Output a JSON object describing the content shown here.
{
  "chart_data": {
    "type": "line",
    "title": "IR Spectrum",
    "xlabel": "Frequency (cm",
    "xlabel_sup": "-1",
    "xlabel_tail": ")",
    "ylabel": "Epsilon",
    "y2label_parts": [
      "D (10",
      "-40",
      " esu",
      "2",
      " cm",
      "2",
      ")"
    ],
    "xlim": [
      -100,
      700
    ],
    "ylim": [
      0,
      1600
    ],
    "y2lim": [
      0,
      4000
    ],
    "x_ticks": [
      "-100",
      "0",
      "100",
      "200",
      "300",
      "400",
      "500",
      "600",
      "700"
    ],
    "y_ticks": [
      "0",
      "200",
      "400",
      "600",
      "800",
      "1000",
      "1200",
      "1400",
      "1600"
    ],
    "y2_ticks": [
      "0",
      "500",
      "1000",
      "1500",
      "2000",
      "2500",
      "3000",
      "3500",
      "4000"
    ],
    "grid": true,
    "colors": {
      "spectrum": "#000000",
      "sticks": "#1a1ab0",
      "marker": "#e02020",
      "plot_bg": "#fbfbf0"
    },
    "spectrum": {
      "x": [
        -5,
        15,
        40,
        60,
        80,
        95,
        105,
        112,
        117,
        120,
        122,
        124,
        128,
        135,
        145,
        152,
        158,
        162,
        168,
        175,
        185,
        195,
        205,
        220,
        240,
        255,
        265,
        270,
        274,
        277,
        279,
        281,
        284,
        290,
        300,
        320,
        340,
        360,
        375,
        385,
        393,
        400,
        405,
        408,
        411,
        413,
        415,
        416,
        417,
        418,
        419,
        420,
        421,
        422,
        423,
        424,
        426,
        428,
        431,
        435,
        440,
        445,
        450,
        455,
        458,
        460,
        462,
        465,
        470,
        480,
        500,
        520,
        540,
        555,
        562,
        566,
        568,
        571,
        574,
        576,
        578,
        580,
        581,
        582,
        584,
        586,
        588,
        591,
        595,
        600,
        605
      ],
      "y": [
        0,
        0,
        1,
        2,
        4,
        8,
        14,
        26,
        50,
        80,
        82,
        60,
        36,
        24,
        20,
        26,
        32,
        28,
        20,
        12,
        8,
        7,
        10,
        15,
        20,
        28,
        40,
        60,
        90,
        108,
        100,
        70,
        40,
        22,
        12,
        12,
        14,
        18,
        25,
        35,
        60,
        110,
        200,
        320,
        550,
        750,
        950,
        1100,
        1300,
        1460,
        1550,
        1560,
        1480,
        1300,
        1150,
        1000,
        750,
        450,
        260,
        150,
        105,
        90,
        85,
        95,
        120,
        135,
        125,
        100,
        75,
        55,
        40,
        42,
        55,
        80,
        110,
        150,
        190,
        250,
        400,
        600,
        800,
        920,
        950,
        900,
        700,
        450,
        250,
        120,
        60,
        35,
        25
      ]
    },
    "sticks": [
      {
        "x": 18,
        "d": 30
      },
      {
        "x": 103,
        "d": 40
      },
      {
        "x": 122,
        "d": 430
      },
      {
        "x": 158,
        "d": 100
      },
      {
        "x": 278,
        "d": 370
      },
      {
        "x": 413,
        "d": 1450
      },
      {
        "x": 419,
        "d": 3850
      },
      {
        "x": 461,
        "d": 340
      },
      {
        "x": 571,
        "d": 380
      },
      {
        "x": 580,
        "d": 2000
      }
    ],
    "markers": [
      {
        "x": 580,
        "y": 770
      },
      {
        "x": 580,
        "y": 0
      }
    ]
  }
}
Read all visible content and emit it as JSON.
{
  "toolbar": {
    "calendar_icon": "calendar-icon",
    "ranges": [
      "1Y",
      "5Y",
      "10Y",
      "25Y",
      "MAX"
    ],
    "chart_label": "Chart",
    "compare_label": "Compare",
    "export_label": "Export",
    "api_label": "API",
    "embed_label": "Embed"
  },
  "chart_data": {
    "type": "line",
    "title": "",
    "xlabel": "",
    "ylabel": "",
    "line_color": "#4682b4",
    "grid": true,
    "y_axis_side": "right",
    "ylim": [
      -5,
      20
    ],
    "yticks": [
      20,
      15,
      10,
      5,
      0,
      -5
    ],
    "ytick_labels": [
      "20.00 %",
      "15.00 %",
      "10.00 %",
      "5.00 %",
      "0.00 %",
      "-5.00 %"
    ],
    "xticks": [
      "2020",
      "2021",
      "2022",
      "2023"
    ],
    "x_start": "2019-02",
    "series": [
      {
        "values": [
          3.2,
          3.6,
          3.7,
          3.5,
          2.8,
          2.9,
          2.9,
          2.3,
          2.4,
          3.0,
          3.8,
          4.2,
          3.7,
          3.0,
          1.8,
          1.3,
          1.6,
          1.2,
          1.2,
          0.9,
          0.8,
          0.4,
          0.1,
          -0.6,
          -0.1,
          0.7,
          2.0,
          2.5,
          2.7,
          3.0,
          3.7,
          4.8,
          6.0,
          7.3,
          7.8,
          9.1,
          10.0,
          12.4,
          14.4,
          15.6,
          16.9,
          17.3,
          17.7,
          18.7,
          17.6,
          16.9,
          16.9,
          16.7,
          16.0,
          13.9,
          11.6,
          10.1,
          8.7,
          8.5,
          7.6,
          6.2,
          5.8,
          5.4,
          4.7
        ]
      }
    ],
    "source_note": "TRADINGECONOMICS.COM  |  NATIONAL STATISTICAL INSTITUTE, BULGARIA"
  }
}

§ **Goal**
In the entries above, find each line with the word "content" and copy it.

§ **Problem solution**
Output a JSON object describing the content shown here.
Read all visible content and emit it as JSON.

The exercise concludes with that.